作業指示:
ページ本文をもとに、次の問いに答えよ。
1. チューダー ブラックベイ GMTを買う場合に選べるものとして挙げられている3つは何か。
2. 筆者がゴードン・クーパーのスピードマスターを見たのはどこか。
3. クーパーの時計は何につけられていたか。

ページ本文:

◇ ◇ ◇ ◇ ◇

オメガ スピードマスター ムーンウォッチはブレスレット派か、

これは誰もが直面したことがあるだろう。さて、3861 スピーディの楽しみ方について紹介しよう。

我々愛好家が時計の趣味に目覚めて以来、時計を購入する意思決定の木は無数に枝分かれしている。なかには隣人のフェンスを破って家の敷地内に侵入した者もおり、HOA(不動産管理組合)との戦いが勃発し、その年の残りの人生を台無しにしてしまうこともある。しかし今のところ、それは重要ではない。大切なのは時計を買おうとするときに何が起きるかである。店に入ったり、ECプラットフォーム(我々だ)を見たりすると、それがそう単純なことではないことに気づく。

そう、熱狂的なファンたちがストラップをだれでも簡単に手をつけることのできる仕事にしたのだ。ストラップのオプションがあれば、1本の時計が100とおりもの時計に変化する。チューダー ブラックベイ GMTを買いたい? ならテキスタイルストラップ、レザーストラップ、スティールブレスレットから選ぶことができる。簡単な選択だと言われる前に、まずはそれぞれを見てみよう。どれも見栄えがいい。ひとつはカラフルなベゼルにコントラストを加えるもの、もうひとつはヴィンテージの魅力をもたらすもの、そしてもうひとつは純粋なツールウォッチであるものだ。

オメガ スピードマスター 3861、サファイア風防。

要するに、“ストラップ vs. ブレスレット”という古くからの議論が、ますます複雑になっているということだ。何十年ものあいだ、この議論の中心に立っている時計を挙げるとすれば、それは間違いなくオメガのスピードマスター ムーンウォッチ、別名ストラップモンスターだ。

スピードマスターは、“アイコン”という称号を主張できる、数少ない腕時計のひとつだ。それは単に認知度が高いだけでなく、“アイコニック”であるという事実以上の意味を持つ。つまりスピーディは、歴史に名を刻んでいるのだ。NASAの宇宙計画全体のタイムラインや、レーシングクロノグラフから月面着陸のパートナーになるまでを、いちいち説明する必要はないほどに。先週、ワシントンD.C.にある国立航空宇宙博物館を訪れた際、そこにはジェミニ計画で使われたゴードン・クーパー(Gordon Cooper)のスピードマスターが堂々と展示されていた。その時計はエネルギーにあふれていて、適切な文脈で見ることでそれがより強くなった。

ゴードン・クーパーのオメガ スピードマスター。Image: courtesy of The Smithsonian

クーパーの時計は薄いミラネーゼ風ブレスレットにつけられていた。特に現代のシーマスターがミラネーゼの所有権を得た昨今だと、これは私があまり目にすることのないオプションだった。“すごい。スピーディが1965年に認定されたとき、この時計はジェミニ計画の一部だったんだ”という高揚感が落ち着いたあと、私はストラップのオプションについて考え始めた。

◇ ◇ ◇ ◇ ◇

提供データ:

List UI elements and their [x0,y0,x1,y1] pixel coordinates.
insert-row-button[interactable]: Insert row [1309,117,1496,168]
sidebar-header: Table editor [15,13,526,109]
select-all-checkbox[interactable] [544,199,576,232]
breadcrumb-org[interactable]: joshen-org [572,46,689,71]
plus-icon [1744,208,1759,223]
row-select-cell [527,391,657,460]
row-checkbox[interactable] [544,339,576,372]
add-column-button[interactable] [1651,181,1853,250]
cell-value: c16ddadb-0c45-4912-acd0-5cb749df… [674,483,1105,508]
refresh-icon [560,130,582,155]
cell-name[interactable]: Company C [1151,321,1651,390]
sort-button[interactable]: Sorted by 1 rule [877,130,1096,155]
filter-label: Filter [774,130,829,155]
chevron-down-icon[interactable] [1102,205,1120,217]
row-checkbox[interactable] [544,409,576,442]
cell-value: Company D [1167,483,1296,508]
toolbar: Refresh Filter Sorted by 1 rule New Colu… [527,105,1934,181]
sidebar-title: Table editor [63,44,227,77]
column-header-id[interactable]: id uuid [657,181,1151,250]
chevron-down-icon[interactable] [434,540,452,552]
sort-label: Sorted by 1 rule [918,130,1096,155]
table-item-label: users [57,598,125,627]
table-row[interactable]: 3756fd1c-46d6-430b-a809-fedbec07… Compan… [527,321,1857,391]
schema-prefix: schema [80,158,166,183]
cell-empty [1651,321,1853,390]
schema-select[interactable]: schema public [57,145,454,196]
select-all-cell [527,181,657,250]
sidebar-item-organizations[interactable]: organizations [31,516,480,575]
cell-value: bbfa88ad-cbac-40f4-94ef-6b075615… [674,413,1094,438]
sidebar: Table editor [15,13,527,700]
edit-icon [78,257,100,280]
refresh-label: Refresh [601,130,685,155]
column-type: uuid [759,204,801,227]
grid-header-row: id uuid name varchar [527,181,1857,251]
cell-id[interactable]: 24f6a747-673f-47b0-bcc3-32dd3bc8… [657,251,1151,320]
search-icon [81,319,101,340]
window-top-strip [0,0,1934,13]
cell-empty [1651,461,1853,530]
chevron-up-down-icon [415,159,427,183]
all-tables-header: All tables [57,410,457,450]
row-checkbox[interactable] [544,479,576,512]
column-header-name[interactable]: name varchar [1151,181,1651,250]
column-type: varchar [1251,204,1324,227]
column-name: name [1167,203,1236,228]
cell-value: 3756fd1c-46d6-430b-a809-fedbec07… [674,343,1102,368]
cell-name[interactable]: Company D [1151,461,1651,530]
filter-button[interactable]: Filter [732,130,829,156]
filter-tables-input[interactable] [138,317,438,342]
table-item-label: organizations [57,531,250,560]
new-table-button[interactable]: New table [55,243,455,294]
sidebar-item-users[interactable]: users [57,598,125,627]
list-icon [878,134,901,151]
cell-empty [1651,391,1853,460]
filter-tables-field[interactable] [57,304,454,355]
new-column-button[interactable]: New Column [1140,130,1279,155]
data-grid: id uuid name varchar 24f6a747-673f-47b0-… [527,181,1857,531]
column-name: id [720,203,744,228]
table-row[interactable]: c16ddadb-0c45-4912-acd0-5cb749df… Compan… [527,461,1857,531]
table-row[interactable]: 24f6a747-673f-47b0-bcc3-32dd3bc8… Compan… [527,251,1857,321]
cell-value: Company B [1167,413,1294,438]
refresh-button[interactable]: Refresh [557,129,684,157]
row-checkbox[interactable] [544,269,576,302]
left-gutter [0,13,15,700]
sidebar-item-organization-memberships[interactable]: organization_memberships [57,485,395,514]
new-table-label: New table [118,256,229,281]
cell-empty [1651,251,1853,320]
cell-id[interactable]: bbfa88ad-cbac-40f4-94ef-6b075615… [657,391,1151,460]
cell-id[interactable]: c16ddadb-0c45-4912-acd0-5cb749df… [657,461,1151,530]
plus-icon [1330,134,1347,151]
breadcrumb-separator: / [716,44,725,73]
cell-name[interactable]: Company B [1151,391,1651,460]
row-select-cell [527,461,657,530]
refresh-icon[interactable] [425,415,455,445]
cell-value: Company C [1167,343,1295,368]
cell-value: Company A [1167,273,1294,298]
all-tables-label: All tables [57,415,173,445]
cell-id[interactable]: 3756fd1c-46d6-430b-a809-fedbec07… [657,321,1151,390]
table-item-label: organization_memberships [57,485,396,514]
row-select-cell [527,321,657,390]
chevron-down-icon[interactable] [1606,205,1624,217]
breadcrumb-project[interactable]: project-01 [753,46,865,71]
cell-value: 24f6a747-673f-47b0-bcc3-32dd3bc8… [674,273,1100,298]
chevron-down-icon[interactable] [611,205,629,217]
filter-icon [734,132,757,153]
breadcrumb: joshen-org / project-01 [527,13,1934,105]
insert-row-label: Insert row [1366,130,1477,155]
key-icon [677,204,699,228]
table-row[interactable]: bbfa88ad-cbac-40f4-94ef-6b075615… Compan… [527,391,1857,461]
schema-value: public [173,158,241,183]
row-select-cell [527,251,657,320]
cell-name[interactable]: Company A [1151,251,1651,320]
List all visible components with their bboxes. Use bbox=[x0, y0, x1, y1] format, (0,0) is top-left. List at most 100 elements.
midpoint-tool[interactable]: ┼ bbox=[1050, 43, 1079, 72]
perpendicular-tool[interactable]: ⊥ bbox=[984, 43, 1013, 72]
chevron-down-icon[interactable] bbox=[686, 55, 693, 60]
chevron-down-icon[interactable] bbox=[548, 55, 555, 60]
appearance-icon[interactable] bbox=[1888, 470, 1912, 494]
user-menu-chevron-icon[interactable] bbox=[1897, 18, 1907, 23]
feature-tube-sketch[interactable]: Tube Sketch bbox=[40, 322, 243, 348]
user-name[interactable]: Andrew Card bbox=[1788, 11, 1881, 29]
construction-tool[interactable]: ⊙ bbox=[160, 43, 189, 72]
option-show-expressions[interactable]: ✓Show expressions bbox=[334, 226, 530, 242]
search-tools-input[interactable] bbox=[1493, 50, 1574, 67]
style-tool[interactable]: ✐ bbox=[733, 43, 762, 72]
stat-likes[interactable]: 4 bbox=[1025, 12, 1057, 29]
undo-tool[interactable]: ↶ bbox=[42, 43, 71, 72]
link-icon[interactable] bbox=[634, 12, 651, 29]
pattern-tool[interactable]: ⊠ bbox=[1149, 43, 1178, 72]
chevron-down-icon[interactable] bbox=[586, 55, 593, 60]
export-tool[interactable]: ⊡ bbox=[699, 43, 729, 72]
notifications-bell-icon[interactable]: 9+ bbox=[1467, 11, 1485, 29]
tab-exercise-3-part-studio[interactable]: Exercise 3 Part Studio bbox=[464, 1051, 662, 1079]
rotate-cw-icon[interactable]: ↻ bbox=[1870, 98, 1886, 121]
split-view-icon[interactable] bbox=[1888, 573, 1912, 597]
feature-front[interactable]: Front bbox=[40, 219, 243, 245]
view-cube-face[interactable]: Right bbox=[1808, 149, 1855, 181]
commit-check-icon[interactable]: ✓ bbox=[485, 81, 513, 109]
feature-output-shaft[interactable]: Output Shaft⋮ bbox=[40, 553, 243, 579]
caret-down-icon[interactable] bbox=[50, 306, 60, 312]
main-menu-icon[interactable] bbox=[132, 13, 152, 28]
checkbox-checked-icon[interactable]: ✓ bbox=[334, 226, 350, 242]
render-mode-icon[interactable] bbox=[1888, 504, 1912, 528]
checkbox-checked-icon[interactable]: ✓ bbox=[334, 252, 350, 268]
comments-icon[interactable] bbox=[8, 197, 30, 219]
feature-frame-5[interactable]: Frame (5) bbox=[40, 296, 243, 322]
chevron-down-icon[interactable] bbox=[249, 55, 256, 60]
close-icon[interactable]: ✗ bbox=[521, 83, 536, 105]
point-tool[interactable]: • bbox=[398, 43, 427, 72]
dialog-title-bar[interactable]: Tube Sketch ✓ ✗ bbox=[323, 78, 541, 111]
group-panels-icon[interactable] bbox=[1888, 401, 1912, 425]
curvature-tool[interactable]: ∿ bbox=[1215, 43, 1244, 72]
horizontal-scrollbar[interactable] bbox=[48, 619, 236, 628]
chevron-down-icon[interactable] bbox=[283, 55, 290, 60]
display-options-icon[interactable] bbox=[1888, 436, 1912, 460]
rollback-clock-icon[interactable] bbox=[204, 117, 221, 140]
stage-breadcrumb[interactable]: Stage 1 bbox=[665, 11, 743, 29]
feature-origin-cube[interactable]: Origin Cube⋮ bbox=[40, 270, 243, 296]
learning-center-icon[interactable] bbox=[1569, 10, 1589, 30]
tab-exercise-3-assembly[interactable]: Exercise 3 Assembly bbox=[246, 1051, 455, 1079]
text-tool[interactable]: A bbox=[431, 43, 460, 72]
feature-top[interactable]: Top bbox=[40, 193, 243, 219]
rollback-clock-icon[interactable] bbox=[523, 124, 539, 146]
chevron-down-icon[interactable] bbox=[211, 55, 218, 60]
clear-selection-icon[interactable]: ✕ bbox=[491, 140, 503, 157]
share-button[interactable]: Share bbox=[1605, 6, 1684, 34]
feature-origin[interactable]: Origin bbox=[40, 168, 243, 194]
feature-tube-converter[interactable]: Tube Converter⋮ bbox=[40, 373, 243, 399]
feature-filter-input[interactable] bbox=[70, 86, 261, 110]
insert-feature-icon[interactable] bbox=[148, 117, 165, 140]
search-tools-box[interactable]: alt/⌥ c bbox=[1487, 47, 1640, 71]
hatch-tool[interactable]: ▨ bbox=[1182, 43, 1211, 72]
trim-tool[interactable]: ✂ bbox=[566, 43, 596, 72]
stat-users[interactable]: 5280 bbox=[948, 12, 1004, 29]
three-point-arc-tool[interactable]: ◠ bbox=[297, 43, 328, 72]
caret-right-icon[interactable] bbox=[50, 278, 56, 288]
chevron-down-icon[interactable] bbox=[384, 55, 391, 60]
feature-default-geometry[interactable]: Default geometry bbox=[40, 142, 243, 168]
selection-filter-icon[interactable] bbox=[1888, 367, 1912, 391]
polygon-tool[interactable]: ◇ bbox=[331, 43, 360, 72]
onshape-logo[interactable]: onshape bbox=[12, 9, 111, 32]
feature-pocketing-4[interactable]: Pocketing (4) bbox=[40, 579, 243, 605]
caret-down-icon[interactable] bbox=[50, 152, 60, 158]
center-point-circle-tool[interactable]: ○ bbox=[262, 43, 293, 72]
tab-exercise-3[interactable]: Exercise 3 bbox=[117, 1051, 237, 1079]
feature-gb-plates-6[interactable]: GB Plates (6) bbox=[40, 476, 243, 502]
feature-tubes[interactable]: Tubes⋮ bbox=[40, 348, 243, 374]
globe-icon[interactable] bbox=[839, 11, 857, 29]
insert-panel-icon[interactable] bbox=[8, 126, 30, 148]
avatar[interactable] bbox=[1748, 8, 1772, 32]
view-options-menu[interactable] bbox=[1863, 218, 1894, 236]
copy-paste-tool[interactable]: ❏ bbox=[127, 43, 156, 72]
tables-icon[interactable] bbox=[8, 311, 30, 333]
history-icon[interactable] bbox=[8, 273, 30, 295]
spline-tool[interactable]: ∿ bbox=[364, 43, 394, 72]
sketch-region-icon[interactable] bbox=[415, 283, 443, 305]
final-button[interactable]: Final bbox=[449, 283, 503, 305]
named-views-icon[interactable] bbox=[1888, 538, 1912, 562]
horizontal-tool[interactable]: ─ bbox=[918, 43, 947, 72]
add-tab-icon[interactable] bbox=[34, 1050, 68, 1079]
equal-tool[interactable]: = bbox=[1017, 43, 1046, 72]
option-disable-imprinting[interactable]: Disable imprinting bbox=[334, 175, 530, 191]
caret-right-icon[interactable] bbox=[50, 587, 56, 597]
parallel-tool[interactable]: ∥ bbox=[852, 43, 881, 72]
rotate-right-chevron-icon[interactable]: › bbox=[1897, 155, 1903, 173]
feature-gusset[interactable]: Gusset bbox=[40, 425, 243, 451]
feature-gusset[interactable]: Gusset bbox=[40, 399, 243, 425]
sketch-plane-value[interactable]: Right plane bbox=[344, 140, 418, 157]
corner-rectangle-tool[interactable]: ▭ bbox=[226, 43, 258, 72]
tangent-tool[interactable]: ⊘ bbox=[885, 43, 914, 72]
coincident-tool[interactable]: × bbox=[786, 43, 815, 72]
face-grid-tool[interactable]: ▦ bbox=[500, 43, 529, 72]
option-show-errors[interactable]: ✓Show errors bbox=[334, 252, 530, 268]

◇ ◇ ◇ ◇ ◇

期待される出力:
1. テキスタイルストラップ、レザーストラップ、スティールブレスレット
2. ワシントンD.C.にある国立航空宇宙博物館
3. 薄いミラネーゼ風ブレスレット